Stored data
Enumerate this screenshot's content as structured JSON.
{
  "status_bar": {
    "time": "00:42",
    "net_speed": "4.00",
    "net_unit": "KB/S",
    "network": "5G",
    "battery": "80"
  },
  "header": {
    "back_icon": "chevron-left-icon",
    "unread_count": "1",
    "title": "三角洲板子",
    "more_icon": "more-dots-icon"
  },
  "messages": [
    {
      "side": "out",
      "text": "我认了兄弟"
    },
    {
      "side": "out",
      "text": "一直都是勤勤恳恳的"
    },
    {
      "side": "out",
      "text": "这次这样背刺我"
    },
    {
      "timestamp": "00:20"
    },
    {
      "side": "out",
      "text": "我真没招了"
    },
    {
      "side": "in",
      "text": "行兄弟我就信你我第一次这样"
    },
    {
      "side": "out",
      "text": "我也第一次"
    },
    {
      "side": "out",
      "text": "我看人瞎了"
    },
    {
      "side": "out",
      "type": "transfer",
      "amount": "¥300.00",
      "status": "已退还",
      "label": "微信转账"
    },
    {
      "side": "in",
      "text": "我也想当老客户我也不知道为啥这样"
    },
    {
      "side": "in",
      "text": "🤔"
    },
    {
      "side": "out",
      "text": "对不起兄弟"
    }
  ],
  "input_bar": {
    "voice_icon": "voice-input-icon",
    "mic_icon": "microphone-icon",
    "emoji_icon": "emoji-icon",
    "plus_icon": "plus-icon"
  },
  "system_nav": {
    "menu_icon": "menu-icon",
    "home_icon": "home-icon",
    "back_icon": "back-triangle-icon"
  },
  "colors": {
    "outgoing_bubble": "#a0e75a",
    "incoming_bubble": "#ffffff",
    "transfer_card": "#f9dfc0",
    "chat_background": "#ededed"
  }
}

#### Stated task
Could you quote the material above in full, exactly as it stands?

#### Solution for this problem
Enumerate this screenshot's content as structured JSON.
{
  "status_bar": {
    "time": "00:42",
    "net_speed": "4.00",
    "net_unit": "KB/S",
    "network": "5G",
    "battery": "80"
  },
  "header": {
    "back_icon": "chevron-left-icon",
    "unread_count": "1",
    "title": "三角洲板子",
    "more_icon": "more-dots-icon"
  },
  "messages": [
    {
      "side": "out",
      "text": "我认了兄弟"
    },
    {
      "side": "out",
      "text": "一直都是勤勤恳恳的"
    },
    {
      "side": "out",
      "text": "这次这样背刺我"
    },
    {
      "timestamp": "00:20"
    },
    {
      "side": "out",
      "text": "我真没招了"
    },
    {
      "side": "in",
      "text": "行兄弟我就信你我第一次这样"
    },
    {
      "side": "out",
      "text": "我也第一次"
    },
    {
      "side": "out",
      "text": "我看人瞎了"
    },
    {
      "side": "out",
      "type": "transfer",
      "amount": "¥300.00",
      "status": "已退还",
      "label": "微信转账"
    },
    {
      "side": "in",
      "text": "我也想当老客户我也不知道为啥这样"
    },
    {
      "side": "in",
      "text": "🤔"
    },
    {
      "side": "out",
      "text": "对不起兄弟"
    }
  ],
  "input_bar": {
    "voice_icon": "voice-input-icon",
    "mic_icon": "microphone-icon",
    "emoji_icon": "emoji-icon",
    "plus_icon": "plus-icon"
  },
  "system_nav": {
    "menu_icon": "menu-icon",
    "home_icon": "home-icon",
    "back_icon": "back-triangle-icon"
  },
  "colors": {
    "outgoing_bubble": "#a0e75a",
    "incoming_bubble": "#ffffff",
    "transfer_card": "#f9dfc0",
    "chat_background": "#ededed"
  }
}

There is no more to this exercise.